**Instructions for the task:**
Write the entries out again exactly as they stand, but without the pictures.

**Record list:**
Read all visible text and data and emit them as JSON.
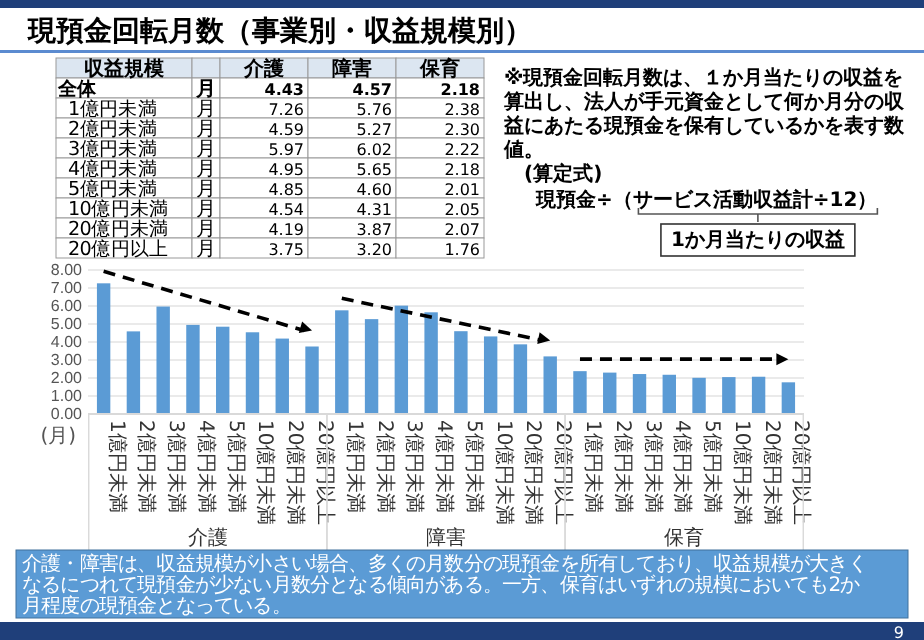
{
  "chart_data": [
    {
      "type": "other",
      "title": "現預金回転月数（事業別・収益規模別）",
      "annotations": [
        "収益規模",
        "介護",
        "障害",
        "保育",
        "全体",
        "月",
        "4.43",
        "4.57",
        "2.18",
        "1億円未満",
        "月",
        "7.26",
        "5.76",
        "2.38",
        "2億円未満",
        "月",
        "4.59",
        "5.27",
        "2.30",
        "3億円未満",
        "月",
        "5.97",
        "6.02",
        "2.22",
        "4億円未満",
        "月",
        "4.95",
        "5.65",
        "2.18",
        "5億円未満",
        "月",
        "4.85",
        "4.60",
        "2.01",
        "10億円未満",
        "月",
        "4.54",
        "4.31",
        "2.05",
        "20億円未満",
        "月",
        "4.19",
        "3.87",
        "2.07",
        "20億円以上",
        "月",
        "3.75",
        "3.20",
        "1.76",
        "※現預金回転月数は、１か月当たりの収益を算出し、法人が手元資金として何か月分の収益にあたる現預金を保有しているかを表す数値。",
        "(算定式)",
        "現預金÷（サービス活動収益計÷12）",
        "1か月当たりの収益"
      ]
    },
    {
      "type": "bar",
      "ylabel": "(月)",
      "categories": [
        "1億円未満",
        "2億円未満",
        "3億円未満",
        "4億円未満",
        "5億円未満",
        "10億円未満",
        "20億円未満",
        "20億円以上",
        "1億円未満",
        "2億円未満",
        "3億円未満",
        "4億円未満",
        "5億円未満",
        "10億円未満",
        "20億円未満",
        "20億円以上",
        "1億円未満",
        "2億円未満",
        "3億円未満",
        "4億円未満",
        "5億円未満",
        "10億円未満",
        "20億円未満",
        "20億円以上"
      ],
      "values": [
        7.26,
        4.59,
        5.97,
        4.95,
        4.85,
        4.54,
        4.19,
        3.75,
        5.76,
        5.27,
        6.02,
        5.65,
        4.6,
        4.31,
        3.87,
        3.2,
        2.38,
        2.3,
        2.22,
        2.18,
        2.01,
        2.05,
        2.07,
        1.76
      ],
      "color": "#5b9bd5",
      "ylim": [
        0,
        8
      ],
      "yticks": [
        {
          "value": 0,
          "label": "0.00"
        },
        {
          "value": 1,
          "label": "1.00"
        },
        {
          "value": 2,
          "label": "2.00"
        },
        {
          "value": 3,
          "label": "3.00"
        },
        {
          "value": 4,
          "label": "4.00"
        },
        {
          "value": 5,
          "label": "5.00"
        },
        {
          "value": 6,
          "label": "6.00"
        },
        {
          "value": 7,
          "label": "7.00"
        },
        {
          "value": 8,
          "label": "8.00"
        }
      ],
      "grid": "y",
      "annotations": [
        "介護",
        "障害",
        "保育",
        "介護・障害は、収益規模が小さい場合、多くの月数分の現預金を所有しており、収益規模が大きくなるにつれて現預金が少ない月数分となる傾向がある。一方、保育はいずれの規模においても2か月程度の現預金となっている。",
        "9"
      ]
    }
  ]
}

**Solution below:**
Read all visible text and data and emit them as JSON.
{
  "chart_data": [
    {
      "type": "other",
      "title": "現預金回転月数（事業別・収益規模別）",
      "annotations": [
        "収益規模",
        "介護",
        "障害",
        "保育",
        "全体",
        "月",
        "4.43",
        "4.57",
        "2.18",
        "1億円未満",
        "月",
        "7.26",
        "5.76",
        "2.38",
        "2億円未満",
        "月",
        "4.59",
        "5.27",
        "2.30",
        "3億円未満",
        "月",
        "5.97",
        "6.02",
        "2.22",
        "4億円未満",
        "月",
        "4.95",
        "5.65",
        "2.18",
        "5億円未満",
        "月",
        "4.85",
        "4.60",
        "2.01",
        "10億円未満",
        "月",
        "4.54",
        "4.31",
        "2.05",
        "20億円未満",
        "月",
        "4.19",
        "3.87",
        "2.07",
        "20億円以上",
        "月",
        "3.75",
        "3.20",
        "1.76",
        "※現預金回転月数は、１か月当たりの収益を算出し、法人が手元資金として何か月分の収益にあたる現預金を保有しているかを表す数値。",
        "(算定式)",
        "現預金÷（サービス活動収益計÷12）",
        "1か月当たりの収益"
      ]
    },
    {
      "type": "bar",
      "ylabel": "(月)",
      "categories": [
        "1億円未満",
        "2億円未満",
        "3億円未満",
        "4億円未満",
        "5億円未満",
        "10億円未満",
        "20億円未満",
        "20億円以上",
        "1億円未満",
        "2億円未満",
        "3億円未満",
        "4億円未満",
        "5億円未満",
        "10億円未満",
        "20億円未満",
        "20億円以上",
        "1億円未満",
        "2億円未満",
        "3億円未満",
        "4億円未満",
        "5億円未満",
        "10億円未満",
        "20億円未満",
        "20億円以上"
      ],
      "values": [
        7.26,
        4.59,
        5.97,
        4.95,
        4.85,
        4.54,
        4.19,
        3.75,
        5.76,
        5.27,
        6.02,
        5.65,
        4.6,
        4.31,
        3.87,
        3.2,
        2.38,
        2.3,
        2.22,
        2.18,
        2.01,
        2.05,
        2.07,
        1.76
      ],
      "color": "#5b9bd5",
      "ylim": [
        0,
        8
      ],
      "yticks": [
        {
          "value": 0,
          "label": "0.00"
        },
        {
          "value": 1,
          "label": "1.00"
        },
        {
          "value": 2,
          "label": "2.00"
        },
        {
          "value": 3,
          "label": "3.00"
        },
        {
          "value": 4,
          "label": "4.00"
        },
        {
          "value": 5,
          "label": "5.00"
        },
        {
          "value": 6,
          "label": "6.00"
        },
        {
          "value": 7,
          "label": "7.00"
        },
        {
          "value": 8,
          "label": "8.00"
        }
      ],
      "grid": "y",
      "annotations": [
        "介護",
        "障害",
        "保育",
        "介護・障害は、収益規模が小さい場合、多くの月数分の現預金を所有しており、収益規模が大きくなるにつれて現預金が少ない月数分となる傾向がある。一方、保育はいずれの規模においても2か月程度の現預金となっている。",
        "9"
      ]
    }
  ]
}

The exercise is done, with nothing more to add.